#### TASK DETAILS
Omit the images, then output each of the records below exactly.

#### WORKING DATA
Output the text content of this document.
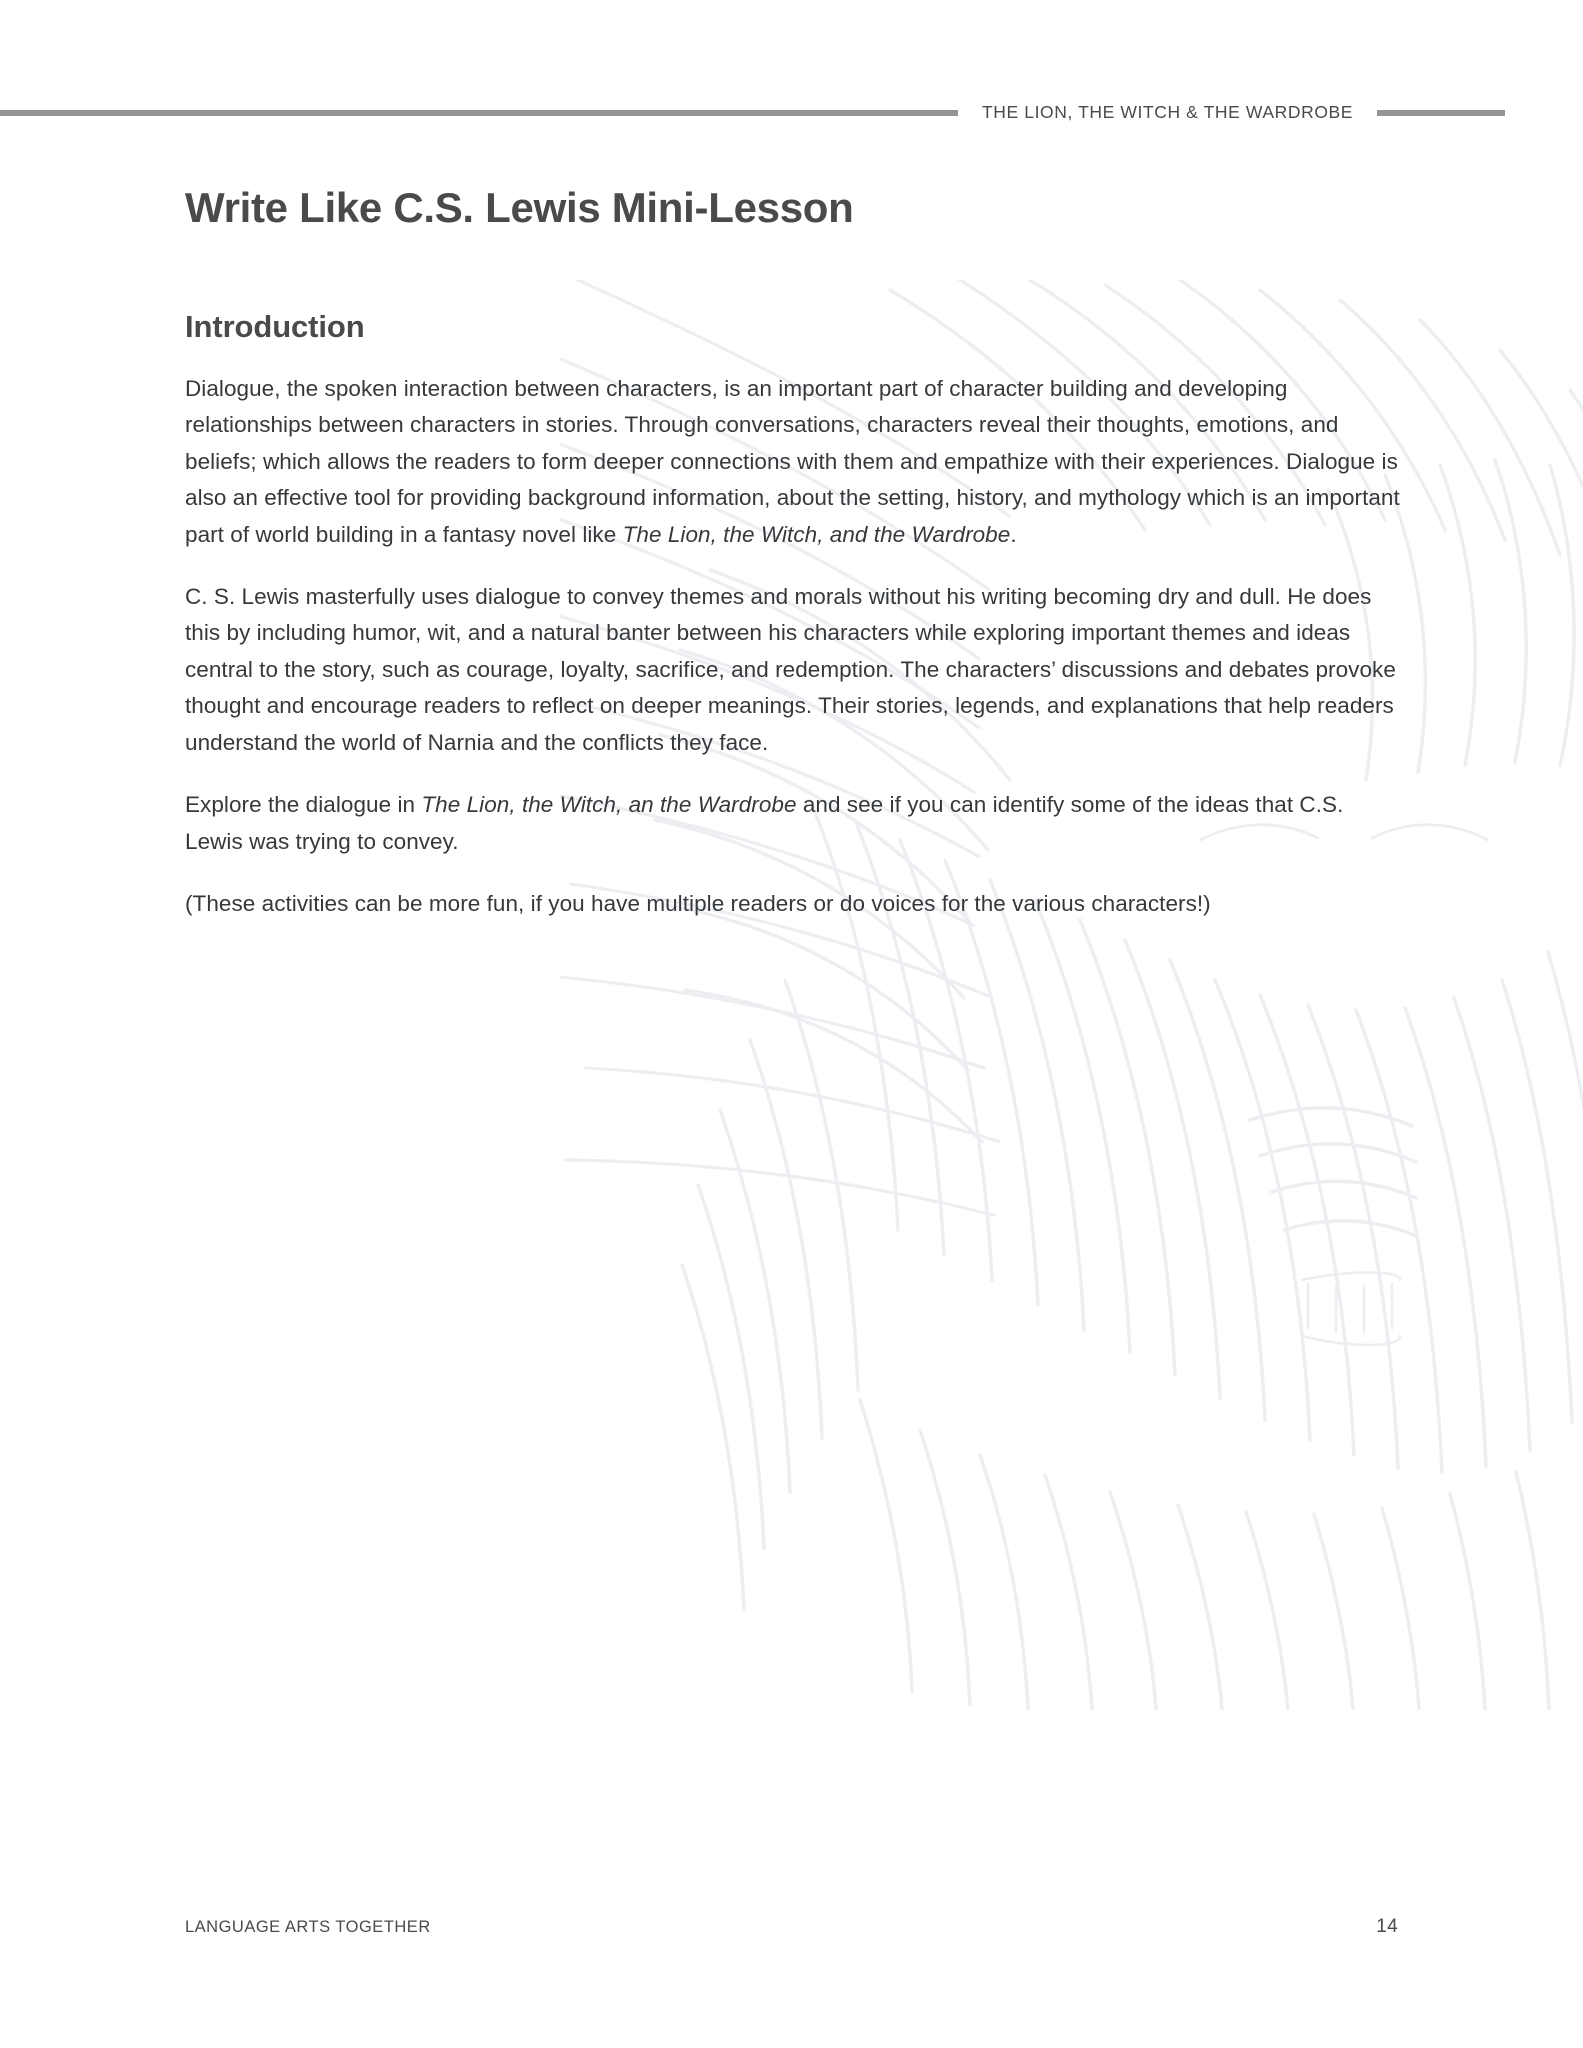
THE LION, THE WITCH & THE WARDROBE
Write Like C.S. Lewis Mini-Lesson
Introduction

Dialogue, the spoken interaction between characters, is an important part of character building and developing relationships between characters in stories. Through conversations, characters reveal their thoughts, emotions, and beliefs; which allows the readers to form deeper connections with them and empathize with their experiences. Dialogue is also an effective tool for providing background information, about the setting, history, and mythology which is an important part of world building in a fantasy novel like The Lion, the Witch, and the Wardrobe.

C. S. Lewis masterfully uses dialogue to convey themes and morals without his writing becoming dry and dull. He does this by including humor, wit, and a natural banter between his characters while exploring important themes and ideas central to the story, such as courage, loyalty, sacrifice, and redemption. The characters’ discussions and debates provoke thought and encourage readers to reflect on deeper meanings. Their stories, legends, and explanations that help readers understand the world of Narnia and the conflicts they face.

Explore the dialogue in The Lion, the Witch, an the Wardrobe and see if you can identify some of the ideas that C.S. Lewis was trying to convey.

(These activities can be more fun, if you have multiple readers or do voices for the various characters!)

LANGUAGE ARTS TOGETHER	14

#### FINISHED ANSWER
Output the text content of this document.
THE LION, THE WITCH & THE WARDROBE
Write Like C.S. Lewis Mini-Lesson
Introduction

Dialogue, the spoken interaction between characters, is an important part of character building and developing relationships between characters in stories. Through conversations, characters reveal their thoughts, emotions, and beliefs; which allows the readers to form deeper connections with them and empathize with their experiences. Dialogue is also an effective tool for providing background information, about the setting, history, and mythology which is an important part of world building in a fantasy novel like The Lion, the Witch, and the Wardrobe.

C. S. Lewis masterfully uses dialogue to convey themes and morals without his writing becoming dry and dull. He does this by including humor, wit, and a natural banter between his characters while exploring important themes and ideas central to the story, such as courage, loyalty, sacrifice, and redemption. The characters’ discussions and debates provoke thought and encourage readers to reflect on deeper meanings. Their stories, legends, and explanations that help readers understand the world of Narnia and the conflicts they face.

Explore the dialogue in The Lion, the Witch, an the Wardrobe and see if you can identify some of the ideas that C.S. Lewis was trying to convey.

(These activities can be more fun, if you have multiple readers or do voices for the various characters!)

LANGUAGE ARTS TOGETHER	14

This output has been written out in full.